- Your instructions: Identify the lines holding "Landsberg" and copy them.

- Records:
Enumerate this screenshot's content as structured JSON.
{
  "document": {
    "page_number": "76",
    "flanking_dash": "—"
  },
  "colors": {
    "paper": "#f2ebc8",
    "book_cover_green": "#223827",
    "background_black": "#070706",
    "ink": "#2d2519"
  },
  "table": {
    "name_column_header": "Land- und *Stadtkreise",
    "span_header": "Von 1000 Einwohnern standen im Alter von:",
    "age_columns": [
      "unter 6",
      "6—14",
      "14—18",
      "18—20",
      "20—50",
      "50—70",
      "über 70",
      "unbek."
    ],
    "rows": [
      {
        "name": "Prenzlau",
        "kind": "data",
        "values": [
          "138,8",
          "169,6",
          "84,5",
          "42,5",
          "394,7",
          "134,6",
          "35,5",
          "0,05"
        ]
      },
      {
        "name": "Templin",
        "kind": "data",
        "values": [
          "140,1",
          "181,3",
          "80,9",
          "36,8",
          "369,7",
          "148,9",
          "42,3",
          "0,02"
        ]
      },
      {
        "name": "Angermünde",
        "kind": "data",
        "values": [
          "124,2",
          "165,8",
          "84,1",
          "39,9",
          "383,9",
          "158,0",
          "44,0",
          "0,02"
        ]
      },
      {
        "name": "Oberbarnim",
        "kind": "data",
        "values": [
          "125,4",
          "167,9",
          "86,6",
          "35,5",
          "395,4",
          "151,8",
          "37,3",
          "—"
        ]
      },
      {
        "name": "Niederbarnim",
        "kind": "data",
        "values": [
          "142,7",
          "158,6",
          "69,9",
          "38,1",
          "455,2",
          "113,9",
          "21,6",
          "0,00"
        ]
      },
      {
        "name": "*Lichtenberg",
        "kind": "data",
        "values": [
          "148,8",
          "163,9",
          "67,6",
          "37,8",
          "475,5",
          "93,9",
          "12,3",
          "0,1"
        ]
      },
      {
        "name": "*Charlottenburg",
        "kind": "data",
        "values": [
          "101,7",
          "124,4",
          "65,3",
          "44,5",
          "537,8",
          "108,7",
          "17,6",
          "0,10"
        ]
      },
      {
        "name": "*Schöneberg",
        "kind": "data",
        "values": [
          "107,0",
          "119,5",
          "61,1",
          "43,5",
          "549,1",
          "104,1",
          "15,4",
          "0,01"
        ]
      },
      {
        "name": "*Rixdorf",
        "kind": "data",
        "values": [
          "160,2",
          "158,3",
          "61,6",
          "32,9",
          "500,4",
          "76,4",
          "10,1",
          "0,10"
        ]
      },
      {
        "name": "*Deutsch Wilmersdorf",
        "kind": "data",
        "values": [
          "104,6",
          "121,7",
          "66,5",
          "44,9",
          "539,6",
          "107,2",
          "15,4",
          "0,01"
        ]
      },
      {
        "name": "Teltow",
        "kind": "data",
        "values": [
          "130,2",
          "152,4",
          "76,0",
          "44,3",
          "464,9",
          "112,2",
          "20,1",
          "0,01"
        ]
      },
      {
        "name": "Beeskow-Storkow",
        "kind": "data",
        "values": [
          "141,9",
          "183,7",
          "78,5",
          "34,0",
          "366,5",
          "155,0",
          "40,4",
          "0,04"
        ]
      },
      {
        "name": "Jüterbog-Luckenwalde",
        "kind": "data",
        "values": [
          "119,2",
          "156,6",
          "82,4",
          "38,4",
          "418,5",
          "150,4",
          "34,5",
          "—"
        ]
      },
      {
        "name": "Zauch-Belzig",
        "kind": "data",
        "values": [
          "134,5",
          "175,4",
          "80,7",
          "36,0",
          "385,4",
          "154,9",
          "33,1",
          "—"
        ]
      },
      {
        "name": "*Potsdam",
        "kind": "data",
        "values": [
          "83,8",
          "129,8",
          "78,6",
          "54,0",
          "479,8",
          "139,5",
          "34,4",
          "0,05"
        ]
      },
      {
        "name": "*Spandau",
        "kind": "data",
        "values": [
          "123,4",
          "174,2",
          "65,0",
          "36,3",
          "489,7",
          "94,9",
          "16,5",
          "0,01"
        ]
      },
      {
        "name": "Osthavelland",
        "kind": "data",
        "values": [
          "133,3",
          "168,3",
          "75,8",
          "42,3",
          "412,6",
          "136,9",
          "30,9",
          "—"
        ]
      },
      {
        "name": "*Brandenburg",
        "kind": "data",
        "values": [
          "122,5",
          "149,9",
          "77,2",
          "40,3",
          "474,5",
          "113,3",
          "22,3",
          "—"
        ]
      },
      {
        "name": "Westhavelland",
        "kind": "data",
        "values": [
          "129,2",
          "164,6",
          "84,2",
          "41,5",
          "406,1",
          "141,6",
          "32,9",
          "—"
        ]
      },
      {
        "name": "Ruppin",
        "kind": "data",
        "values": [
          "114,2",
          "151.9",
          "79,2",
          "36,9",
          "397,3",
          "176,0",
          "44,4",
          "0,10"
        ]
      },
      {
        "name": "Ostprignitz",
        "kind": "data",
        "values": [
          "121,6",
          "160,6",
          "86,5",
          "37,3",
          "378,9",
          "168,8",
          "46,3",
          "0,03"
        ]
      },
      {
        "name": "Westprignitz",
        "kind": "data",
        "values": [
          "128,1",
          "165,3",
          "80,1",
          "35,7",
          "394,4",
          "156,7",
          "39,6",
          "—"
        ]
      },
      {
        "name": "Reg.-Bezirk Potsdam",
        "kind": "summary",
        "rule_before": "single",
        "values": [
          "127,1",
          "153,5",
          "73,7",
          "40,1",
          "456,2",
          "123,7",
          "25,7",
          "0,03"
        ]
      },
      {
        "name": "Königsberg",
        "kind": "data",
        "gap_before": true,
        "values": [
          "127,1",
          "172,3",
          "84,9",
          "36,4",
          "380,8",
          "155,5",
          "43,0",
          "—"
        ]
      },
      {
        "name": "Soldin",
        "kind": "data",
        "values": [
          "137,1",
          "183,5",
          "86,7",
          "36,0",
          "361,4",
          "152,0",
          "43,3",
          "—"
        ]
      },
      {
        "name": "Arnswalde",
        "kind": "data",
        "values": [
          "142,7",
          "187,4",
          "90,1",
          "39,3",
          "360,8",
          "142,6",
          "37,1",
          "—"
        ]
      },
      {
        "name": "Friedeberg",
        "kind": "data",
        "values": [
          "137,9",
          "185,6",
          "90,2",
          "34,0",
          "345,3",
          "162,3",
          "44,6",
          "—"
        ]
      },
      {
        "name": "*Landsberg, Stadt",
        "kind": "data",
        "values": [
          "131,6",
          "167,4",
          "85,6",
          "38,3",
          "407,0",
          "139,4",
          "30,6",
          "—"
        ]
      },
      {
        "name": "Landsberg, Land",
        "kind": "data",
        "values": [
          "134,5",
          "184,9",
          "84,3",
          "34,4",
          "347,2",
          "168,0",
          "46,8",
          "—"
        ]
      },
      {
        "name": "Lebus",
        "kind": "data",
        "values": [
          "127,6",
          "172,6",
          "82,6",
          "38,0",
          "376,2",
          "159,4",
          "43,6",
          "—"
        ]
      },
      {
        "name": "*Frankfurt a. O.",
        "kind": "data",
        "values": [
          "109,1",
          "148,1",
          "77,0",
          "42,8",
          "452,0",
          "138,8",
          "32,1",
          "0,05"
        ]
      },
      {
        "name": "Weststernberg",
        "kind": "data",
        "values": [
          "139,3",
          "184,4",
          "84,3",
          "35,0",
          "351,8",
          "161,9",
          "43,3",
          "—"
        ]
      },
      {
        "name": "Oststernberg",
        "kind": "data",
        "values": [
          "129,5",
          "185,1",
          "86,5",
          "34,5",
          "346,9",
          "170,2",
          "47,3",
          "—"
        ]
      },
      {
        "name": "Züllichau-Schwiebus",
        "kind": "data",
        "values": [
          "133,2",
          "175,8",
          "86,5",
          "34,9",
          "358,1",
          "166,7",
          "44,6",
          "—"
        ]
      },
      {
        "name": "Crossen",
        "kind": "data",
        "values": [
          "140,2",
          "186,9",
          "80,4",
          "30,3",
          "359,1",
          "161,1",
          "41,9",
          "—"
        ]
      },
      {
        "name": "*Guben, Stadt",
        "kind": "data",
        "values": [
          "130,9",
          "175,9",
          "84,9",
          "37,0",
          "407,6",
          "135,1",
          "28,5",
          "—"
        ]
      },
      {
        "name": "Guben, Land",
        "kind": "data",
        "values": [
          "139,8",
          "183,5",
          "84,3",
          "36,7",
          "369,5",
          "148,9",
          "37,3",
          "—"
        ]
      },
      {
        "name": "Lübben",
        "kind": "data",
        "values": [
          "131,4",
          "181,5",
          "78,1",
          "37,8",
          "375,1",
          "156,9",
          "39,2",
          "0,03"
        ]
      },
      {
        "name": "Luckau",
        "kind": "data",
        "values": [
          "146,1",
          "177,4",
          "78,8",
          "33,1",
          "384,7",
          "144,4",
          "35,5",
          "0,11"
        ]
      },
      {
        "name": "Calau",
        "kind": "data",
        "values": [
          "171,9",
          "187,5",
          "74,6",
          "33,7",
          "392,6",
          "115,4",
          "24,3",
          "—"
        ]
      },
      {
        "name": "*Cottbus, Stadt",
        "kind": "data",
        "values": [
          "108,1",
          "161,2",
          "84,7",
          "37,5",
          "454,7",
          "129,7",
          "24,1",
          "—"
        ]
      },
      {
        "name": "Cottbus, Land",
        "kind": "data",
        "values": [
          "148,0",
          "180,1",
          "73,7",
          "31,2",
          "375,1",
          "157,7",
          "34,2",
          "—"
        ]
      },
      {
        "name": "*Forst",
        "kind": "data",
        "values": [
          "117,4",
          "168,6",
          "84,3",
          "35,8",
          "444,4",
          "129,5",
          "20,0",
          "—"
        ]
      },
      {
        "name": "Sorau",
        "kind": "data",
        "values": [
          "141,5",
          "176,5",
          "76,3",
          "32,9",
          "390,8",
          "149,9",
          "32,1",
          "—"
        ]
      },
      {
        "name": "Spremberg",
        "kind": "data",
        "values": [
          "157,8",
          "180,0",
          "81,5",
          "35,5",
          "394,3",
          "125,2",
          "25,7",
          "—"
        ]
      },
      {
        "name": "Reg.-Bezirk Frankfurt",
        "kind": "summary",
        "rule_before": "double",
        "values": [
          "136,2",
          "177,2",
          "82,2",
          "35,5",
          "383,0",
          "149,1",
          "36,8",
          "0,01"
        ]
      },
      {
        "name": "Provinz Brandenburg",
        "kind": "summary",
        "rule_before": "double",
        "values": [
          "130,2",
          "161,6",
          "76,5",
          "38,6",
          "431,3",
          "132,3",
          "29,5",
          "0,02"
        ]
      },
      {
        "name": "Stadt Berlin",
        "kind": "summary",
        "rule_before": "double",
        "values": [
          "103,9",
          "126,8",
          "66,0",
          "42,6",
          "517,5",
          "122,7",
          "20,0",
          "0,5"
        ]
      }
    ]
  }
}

- Task output:
        "name": "*Landsberg, Stadt",
        "name": "Landsberg, Land",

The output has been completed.